> Dataset content:
================================

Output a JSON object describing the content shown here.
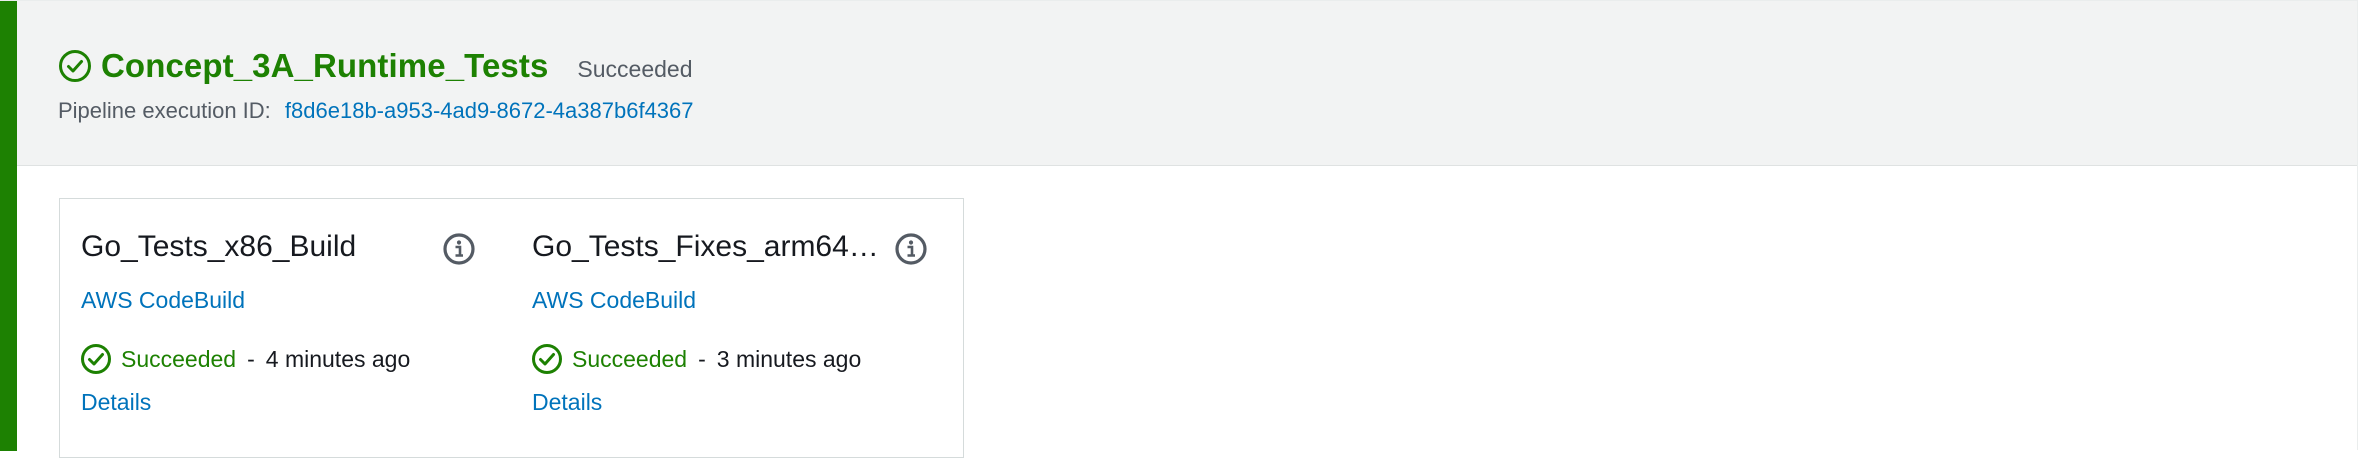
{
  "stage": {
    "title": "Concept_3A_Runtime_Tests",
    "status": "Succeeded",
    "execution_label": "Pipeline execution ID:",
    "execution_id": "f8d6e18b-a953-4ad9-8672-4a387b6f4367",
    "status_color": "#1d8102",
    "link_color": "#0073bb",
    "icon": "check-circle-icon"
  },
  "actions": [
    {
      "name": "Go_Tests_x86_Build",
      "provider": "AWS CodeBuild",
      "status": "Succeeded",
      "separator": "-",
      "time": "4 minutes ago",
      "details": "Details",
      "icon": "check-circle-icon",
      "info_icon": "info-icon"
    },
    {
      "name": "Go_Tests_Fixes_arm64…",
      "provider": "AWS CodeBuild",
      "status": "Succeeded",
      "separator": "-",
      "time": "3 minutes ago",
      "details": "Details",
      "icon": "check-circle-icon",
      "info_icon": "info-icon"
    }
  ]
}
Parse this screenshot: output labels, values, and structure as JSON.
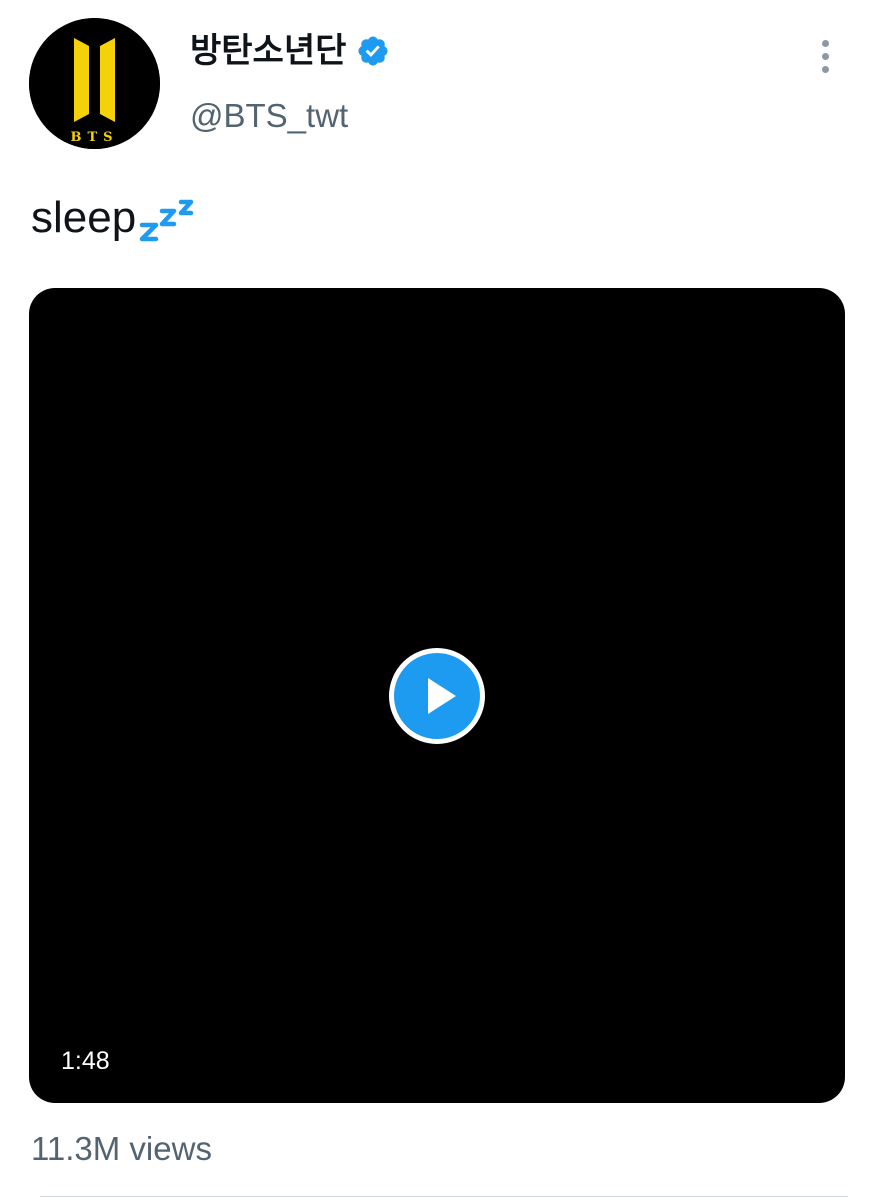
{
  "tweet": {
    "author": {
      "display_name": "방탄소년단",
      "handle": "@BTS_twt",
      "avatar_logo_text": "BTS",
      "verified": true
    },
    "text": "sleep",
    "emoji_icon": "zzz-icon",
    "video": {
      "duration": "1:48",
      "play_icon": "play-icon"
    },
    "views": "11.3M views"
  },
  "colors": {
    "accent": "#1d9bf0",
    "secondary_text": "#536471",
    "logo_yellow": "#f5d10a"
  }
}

================================

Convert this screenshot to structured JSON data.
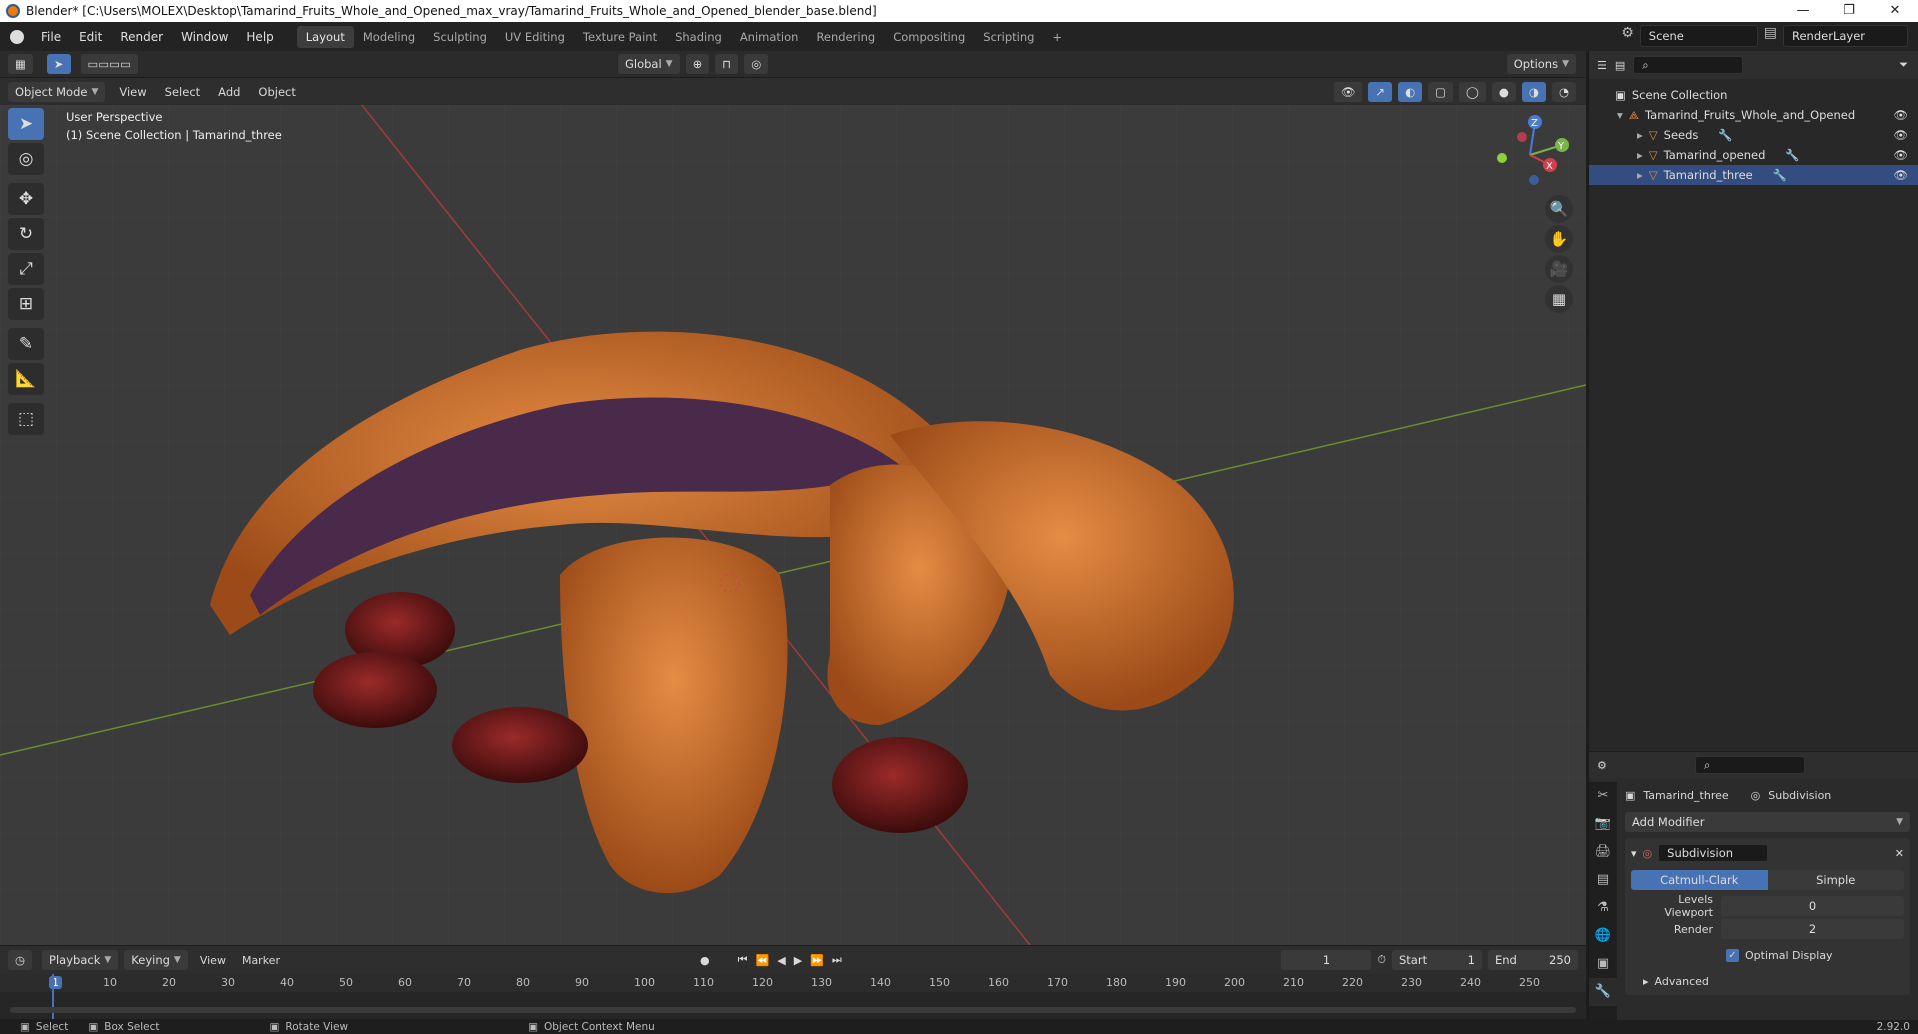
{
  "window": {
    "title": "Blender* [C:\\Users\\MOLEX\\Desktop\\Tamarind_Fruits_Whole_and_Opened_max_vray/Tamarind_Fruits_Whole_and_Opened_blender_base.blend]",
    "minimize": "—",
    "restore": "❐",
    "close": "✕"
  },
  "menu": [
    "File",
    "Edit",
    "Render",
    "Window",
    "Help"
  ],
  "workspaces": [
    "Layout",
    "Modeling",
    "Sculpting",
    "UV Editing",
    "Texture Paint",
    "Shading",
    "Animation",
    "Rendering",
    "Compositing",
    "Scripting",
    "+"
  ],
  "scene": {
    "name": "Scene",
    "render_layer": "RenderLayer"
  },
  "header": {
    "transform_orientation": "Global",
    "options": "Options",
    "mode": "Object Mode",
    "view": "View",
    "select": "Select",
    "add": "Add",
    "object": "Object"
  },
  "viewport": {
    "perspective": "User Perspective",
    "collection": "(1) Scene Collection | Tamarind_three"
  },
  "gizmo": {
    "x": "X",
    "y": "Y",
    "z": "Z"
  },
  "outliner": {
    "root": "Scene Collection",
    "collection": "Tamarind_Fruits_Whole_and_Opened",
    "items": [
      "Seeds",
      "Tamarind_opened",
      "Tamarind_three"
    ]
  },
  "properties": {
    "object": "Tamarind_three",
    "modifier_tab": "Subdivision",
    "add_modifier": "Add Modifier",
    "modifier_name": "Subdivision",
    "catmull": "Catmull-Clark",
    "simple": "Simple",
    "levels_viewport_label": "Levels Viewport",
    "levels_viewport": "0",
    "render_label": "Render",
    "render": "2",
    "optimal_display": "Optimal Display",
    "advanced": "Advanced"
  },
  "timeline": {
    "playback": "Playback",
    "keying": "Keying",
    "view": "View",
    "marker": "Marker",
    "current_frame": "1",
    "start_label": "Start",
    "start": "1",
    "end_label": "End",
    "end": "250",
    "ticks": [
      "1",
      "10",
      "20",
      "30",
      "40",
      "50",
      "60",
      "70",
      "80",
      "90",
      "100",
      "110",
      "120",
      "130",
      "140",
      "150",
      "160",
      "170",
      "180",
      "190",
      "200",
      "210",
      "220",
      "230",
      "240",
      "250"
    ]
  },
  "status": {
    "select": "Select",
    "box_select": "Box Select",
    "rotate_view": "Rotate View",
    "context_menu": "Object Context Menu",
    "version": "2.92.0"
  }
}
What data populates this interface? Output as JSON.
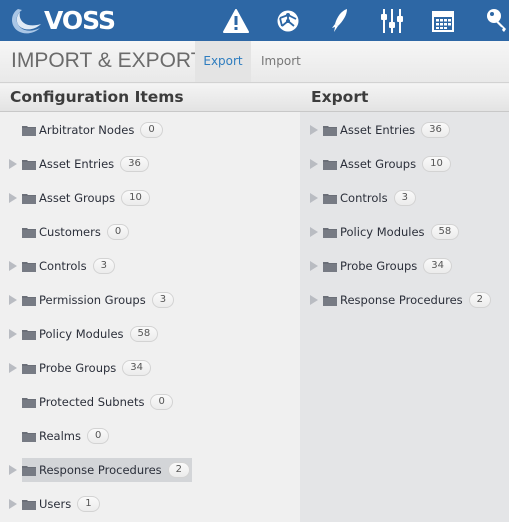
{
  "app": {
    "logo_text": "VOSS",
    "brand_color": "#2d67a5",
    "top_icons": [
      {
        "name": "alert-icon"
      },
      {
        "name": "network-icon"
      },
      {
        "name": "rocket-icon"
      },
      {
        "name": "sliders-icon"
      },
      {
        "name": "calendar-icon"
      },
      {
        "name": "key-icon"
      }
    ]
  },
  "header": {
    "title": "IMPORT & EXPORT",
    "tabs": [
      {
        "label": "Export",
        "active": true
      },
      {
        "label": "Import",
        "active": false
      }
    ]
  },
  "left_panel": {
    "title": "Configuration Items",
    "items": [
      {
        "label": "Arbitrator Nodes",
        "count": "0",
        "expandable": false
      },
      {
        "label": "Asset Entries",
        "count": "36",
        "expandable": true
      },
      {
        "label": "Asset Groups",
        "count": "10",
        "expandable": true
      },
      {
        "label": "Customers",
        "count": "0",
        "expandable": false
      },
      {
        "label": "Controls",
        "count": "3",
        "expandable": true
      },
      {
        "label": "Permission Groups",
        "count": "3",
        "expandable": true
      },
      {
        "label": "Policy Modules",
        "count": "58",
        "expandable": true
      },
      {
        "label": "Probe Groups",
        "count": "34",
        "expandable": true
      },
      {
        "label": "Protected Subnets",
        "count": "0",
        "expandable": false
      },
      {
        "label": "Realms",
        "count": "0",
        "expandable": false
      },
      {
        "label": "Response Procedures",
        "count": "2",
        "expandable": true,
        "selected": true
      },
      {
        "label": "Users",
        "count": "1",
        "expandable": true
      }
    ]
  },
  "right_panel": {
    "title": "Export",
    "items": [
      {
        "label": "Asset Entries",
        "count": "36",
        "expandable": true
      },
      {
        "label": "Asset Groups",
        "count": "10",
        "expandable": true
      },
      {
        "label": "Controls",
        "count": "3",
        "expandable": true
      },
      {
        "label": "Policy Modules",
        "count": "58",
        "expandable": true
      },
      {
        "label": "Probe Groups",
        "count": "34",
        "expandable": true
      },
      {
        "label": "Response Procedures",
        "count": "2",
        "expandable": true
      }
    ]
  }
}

================================

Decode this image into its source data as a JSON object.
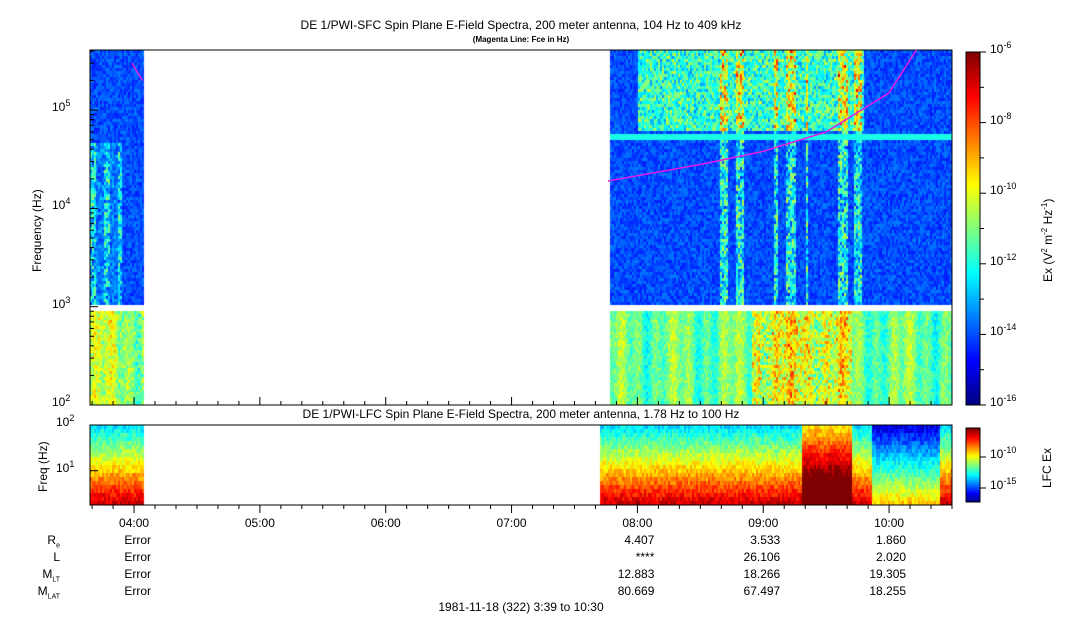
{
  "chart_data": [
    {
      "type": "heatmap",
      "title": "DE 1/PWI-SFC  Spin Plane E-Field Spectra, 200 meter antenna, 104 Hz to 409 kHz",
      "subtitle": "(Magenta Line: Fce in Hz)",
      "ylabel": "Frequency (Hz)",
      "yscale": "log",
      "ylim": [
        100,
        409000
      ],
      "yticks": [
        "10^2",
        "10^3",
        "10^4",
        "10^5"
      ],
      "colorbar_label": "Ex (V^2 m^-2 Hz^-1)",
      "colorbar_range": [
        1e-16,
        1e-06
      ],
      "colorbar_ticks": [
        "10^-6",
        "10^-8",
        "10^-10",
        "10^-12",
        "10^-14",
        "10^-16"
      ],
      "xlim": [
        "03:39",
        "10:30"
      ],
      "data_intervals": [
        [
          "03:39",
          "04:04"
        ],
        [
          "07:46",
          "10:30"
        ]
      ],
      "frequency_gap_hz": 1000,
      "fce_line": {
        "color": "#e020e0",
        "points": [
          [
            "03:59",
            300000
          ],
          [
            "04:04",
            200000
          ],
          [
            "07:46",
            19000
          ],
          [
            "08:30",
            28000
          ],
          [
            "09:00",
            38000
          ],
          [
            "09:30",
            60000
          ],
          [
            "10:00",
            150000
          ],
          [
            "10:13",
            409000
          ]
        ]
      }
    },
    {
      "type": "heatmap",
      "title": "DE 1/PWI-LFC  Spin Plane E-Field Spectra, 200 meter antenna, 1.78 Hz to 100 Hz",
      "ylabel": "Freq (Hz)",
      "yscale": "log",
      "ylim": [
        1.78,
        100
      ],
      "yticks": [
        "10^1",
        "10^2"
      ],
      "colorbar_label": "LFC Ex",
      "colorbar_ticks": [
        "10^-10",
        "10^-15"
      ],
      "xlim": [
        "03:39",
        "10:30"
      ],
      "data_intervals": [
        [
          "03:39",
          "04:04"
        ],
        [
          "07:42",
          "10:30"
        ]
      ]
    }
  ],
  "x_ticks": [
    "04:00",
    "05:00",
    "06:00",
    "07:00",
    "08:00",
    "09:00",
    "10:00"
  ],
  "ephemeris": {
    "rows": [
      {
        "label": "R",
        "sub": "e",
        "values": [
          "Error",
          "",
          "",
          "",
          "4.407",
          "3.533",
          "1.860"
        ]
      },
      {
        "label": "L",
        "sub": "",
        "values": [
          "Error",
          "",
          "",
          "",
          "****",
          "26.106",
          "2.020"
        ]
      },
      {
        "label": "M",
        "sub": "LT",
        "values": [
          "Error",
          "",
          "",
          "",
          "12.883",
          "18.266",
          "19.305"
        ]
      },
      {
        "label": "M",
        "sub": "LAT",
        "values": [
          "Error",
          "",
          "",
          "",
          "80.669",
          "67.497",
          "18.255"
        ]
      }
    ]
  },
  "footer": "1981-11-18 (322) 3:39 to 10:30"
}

================================

> Aim: Select every line in the material above where the string "this" occurs, and copy it.

> Response:
Parse this screenshot: output labels, values, and structure as JSON.
Convert this screenshot to structured JSON data.
What data populates this interface? Output as JSON.
Decode this image into its source data as a JSON object.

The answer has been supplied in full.